→ **TASK REQUIREMENTS**
Without the pictures, write out all the lines below exactly as they appear.

→ **DATA ROWS**
══════════

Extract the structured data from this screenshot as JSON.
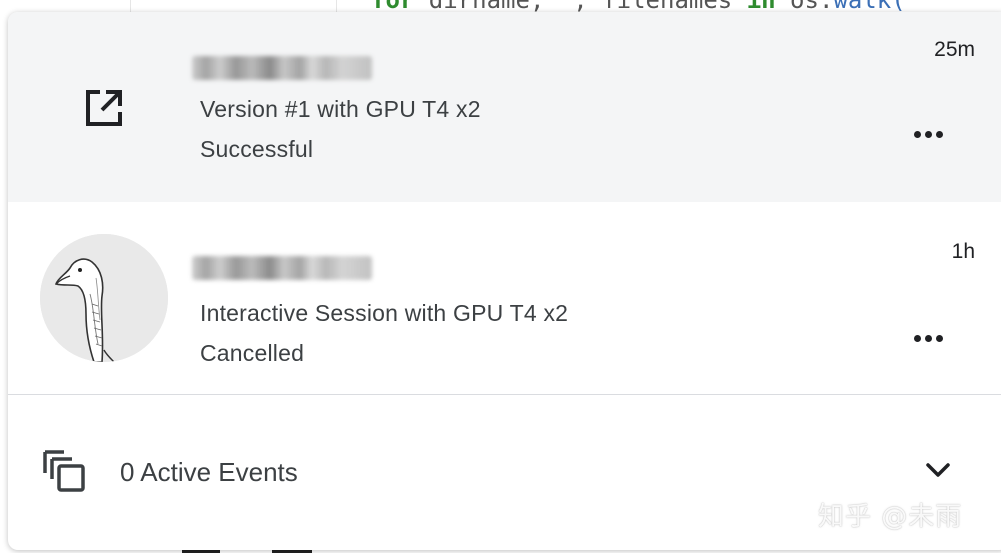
{
  "background": {
    "code_snippet": {
      "keyword": "for",
      "text": " dirname, _, filenames ",
      "keyword2": "in",
      "tail": " os.",
      "fn": "walk("
    }
  },
  "sessions": [
    {
      "icon": "external-link-icon",
      "title_redacted": true,
      "subtitle": "Version #1 with GPU T4 x2",
      "status": "Successful",
      "time": "25m"
    },
    {
      "icon": "goose-avatar",
      "title_redacted": true,
      "subtitle": "Interactive Session with GPU T4 x2",
      "status": "Cancelled",
      "time": "1h"
    }
  ],
  "events": {
    "icon": "copy-stack-icon",
    "label": "0 Active Events",
    "toggle_icon": "chevron-down-icon"
  },
  "watermark": "知乎 @未雨",
  "colors": {
    "highlight_row": "#f4f5f6",
    "text": "#3c4043",
    "divider": "#dadce0"
  }
}
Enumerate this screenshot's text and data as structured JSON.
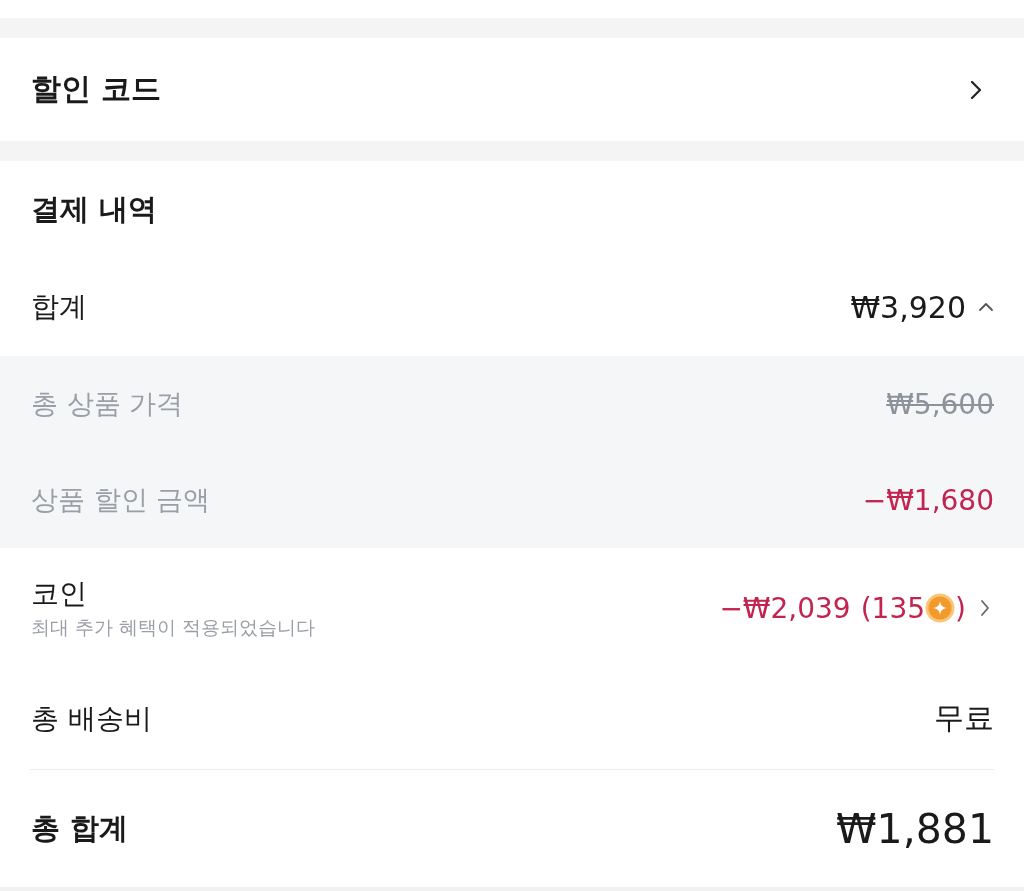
{
  "discount_code": {
    "label": "할인 코드"
  },
  "payment_details": {
    "title": "결제 내역",
    "subtotal": {
      "label": "합계",
      "value": "₩3,920",
      "expanded": true
    },
    "breakdown": [
      {
        "kind": "original",
        "label": "총 상품 가격",
        "value": "₩5,600"
      },
      {
        "kind": "discount",
        "label": "상품 할인 금액",
        "value": "−₩1,680"
      }
    ],
    "coins": {
      "label": "코인",
      "note": "최대 추가 혜택이 적용되었습니다",
      "value": "−₩2,039",
      "count": "(135",
      "count_end": ")"
    },
    "shipping": {
      "label": "총 배송비",
      "value": "무료"
    },
    "total": {
      "label": "총 합계",
      "value": "₩1,881"
    }
  }
}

══════════

→ **SOLUTION BELOW**
Extract the structured data from this screenshot as JSON.
{
  "background": {
    "code_snippet": {
      "keyword": "for",
      "text": " dirname, _, filenames ",
      "keyword2": "in",
      "tail": " os.",
      "fn": "walk("
    }
  },
  "sessions": [
    {
      "icon": "external-link-icon",
      "title_redacted": true,
      "subtitle": "Version #1 with GPU T4 x2",
      "status": "Successful",
      "time": "25m"
    },
    {
      "icon": "goose-avatar",
      "title_redacted": true,
      "subtitle": "Interactive Session with GPU T4 x2",
      "status": "Cancelled",
      "time": "1h"
    }
  ],
  "events": {
    "icon": "copy-stack-icon",
    "label": "0 Active Events",
    "toggle_icon": "chevron-down-icon"
  },
  "watermark": "知乎 @未雨",
  "colors": {
    "highlight_row": "#f4f5f6",
    "text": "#3c4043",
    "divider": "#dadce0"
  }
}
Enumerate this screenshot's text and data as structured JSON.
{
  "discount_code": {
    "label": "할인 코드"
  },
  "payment_details": {
    "title": "결제 내역",
    "subtotal": {
      "label": "합계",
      "value": "₩3,920",
      "expanded": true
    },
    "breakdown": [
      {
        "kind": "original",
        "label": "총 상품 가격",
        "value": "₩5,600"
      },
      {
        "kind": "discount",
        "label": "상품 할인 금액",
        "value": "−₩1,680"
      }
    ],
    "coins": {
      "label": "코인",
      "note": "최대 추가 혜택이 적용되었습니다",
      "value": "−₩2,039",
      "count": "(135",
      "count_end": ")"
    },
    "shipping": {
      "label": "총 배송비",
      "value": "무료"
    },
    "total": {
      "label": "총 합계",
      "value": "₩1,881"
    }
  }
}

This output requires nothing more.